---- DATA EXTRACT

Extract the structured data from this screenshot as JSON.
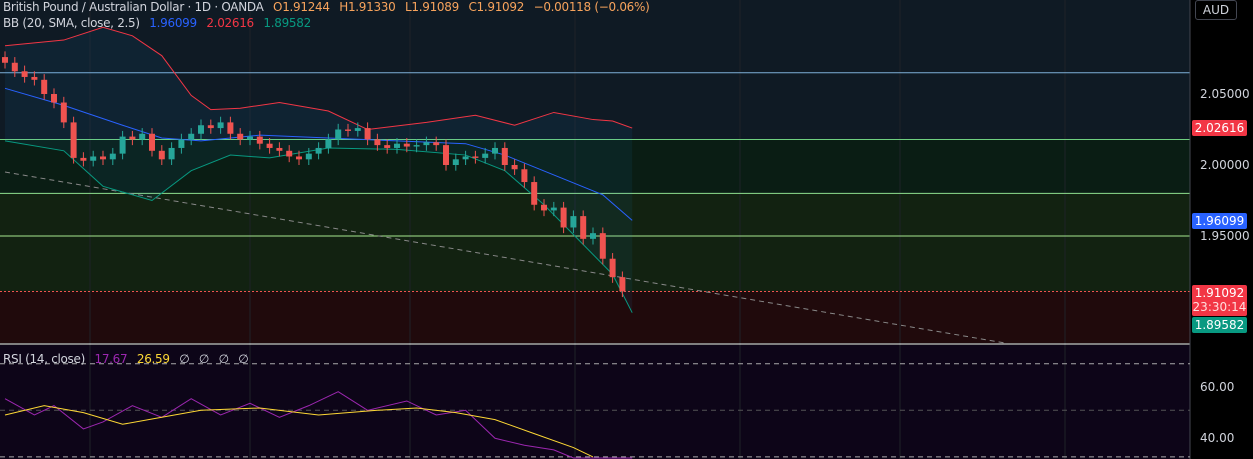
{
  "header": {
    "symbol": "British Pound / Australian Dollar · 1D · OANDA",
    "open": "O1.91244",
    "high": "H1.91330",
    "low": "L1.91089",
    "close": "C1.91092",
    "change": "−0.00118 (−0.06%)"
  },
  "bb": {
    "label": "BB (20, SMA, close, 2.5)",
    "basis": "1.96099",
    "upper": "2.02616",
    "lower": "1.89582"
  },
  "rsi": {
    "label": "RSI (14, close)",
    "value": "17.67",
    "ma": "26.59",
    "empty": [
      "∅",
      "∅",
      "∅",
      "∅"
    ]
  },
  "price_axis": {
    "currency": "AUD",
    "ticks": [
      "2.05000",
      "2.00000",
      "1.95000"
    ],
    "rsi_ticks": [
      "60.00",
      "40.00"
    ],
    "last_price": "1.91092",
    "countdown": "23:30:14",
    "upper_tag": "2.02616",
    "basis_tag": "1.96099",
    "lower_tag": "1.89582"
  },
  "colors": {
    "up": "#26a69a",
    "down": "#ef5350",
    "upper": "#f23645",
    "basis": "#2962ff",
    "lower": "#089981",
    "rsi": "#9c27b0",
    "rsima": "#fdd835"
  },
  "chart_data": {
    "type": "candlestick",
    "closes": [
      2.072,
      2.066,
      2.062,
      2.06,
      2.05,
      2.044,
      2.03,
      2.005,
      2.003,
      2.006,
      2.004,
      2.008,
      2.02,
      2.018,
      2.022,
      2.01,
      2.004,
      2.012,
      2.018,
      2.022,
      2.028,
      2.026,
      2.03,
      2.022,
      2.018,
      2.02,
      2.015,
      2.012,
      2.01,
      2.006,
      2.004,
      2.008,
      2.012,
      2.018,
      2.025,
      2.024,
      2.026,
      2.018,
      2.014,
      2.012,
      2.015,
      2.013,
      2.014,
      2.016,
      2.014,
      2.0,
      2.004,
      2.006,
      2.005,
      2.008,
      2.012,
      2.0,
      1.997,
      1.988,
      1.972,
      1.968,
      1.97,
      1.956,
      1.964,
      1.948,
      1.952,
      1.934,
      1.921,
      1.911
    ],
    "bb_upper": [
      [
        0,
        2.084
      ],
      [
        6,
        2.088
      ],
      [
        10,
        2.097
      ],
      [
        13,
        2.091
      ],
      [
        16,
        2.077
      ],
      [
        19,
        2.049
      ],
      [
        21,
        2.039
      ],
      [
        24,
        2.04
      ],
      [
        28,
        2.044
      ],
      [
        33,
        2.038
      ],
      [
        37,
        2.025
      ],
      [
        43,
        2.03
      ],
      [
        48,
        2.035
      ],
      [
        52,
        2.028
      ],
      [
        56,
        2.037
      ],
      [
        60,
        2.032
      ],
      [
        62,
        2.031
      ],
      [
        64,
        2.026
      ]
    ],
    "bb_basis": [
      [
        0,
        2.054
      ],
      [
        6,
        2.042
      ],
      [
        12,
        2.028
      ],
      [
        16,
        2.019
      ],
      [
        20,
        2.017
      ],
      [
        26,
        2.021
      ],
      [
        33,
        2.019
      ],
      [
        40,
        2.017
      ],
      [
        47,
        2.015
      ],
      [
        51,
        2.007
      ],
      [
        56,
        1.993
      ],
      [
        61,
        1.979
      ],
      [
        64,
        1.961
      ]
    ],
    "bb_lower": [
      [
        0,
        2.017
      ],
      [
        6,
        2.01
      ],
      [
        10,
        1.985
      ],
      [
        15,
        1.975
      ],
      [
        19,
        1.996
      ],
      [
        23,
        2.007
      ],
      [
        27,
        2.005
      ],
      [
        33,
        2.012
      ],
      [
        40,
        2.011
      ],
      [
        47,
        2.007
      ],
      [
        51,
        1.996
      ],
      [
        55,
        1.972
      ],
      [
        59,
        1.944
      ],
      [
        62,
        1.923
      ],
      [
        64,
        1.896
      ]
    ],
    "levels": [
      2.065,
      2.018,
      1.98,
      1.95,
      1.91092
    ],
    "rsi": [
      [
        0,
        55
      ],
      [
        3,
        48
      ],
      [
        5,
        52
      ],
      [
        8,
        42
      ],
      [
        10,
        45
      ],
      [
        13,
        52
      ],
      [
        16,
        47
      ],
      [
        19,
        55
      ],
      [
        22,
        48
      ],
      [
        25,
        53
      ],
      [
        28,
        47
      ],
      [
        31,
        52
      ],
      [
        34,
        58
      ],
      [
        37,
        50
      ],
      [
        41,
        54
      ],
      [
        44,
        48
      ],
      [
        47,
        50
      ],
      [
        50,
        38
      ],
      [
        53,
        35
      ],
      [
        56,
        33
      ],
      [
        58,
        28
      ],
      [
        60,
        25
      ],
      [
        62,
        20
      ],
      [
        64,
        17.67
      ]
    ],
    "rsi_ma": [
      [
        0,
        48
      ],
      [
        4,
        52
      ],
      [
        8,
        49
      ],
      [
        12,
        44
      ],
      [
        16,
        47
      ],
      [
        20,
        50
      ],
      [
        26,
        51
      ],
      [
        32,
        48
      ],
      [
        38,
        50
      ],
      [
        42,
        51
      ],
      [
        46,
        49
      ],
      [
        50,
        46
      ],
      [
        54,
        40
      ],
      [
        58,
        34
      ],
      [
        60,
        30
      ]
    ],
    "rsi_levels": [
      70,
      50,
      30
    ]
  }
}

--------

INSTRUCTION
How many lines in these entries contain the string "label"? State the number and nothing more.

RESPONSE FOR THIS EXERCISE
2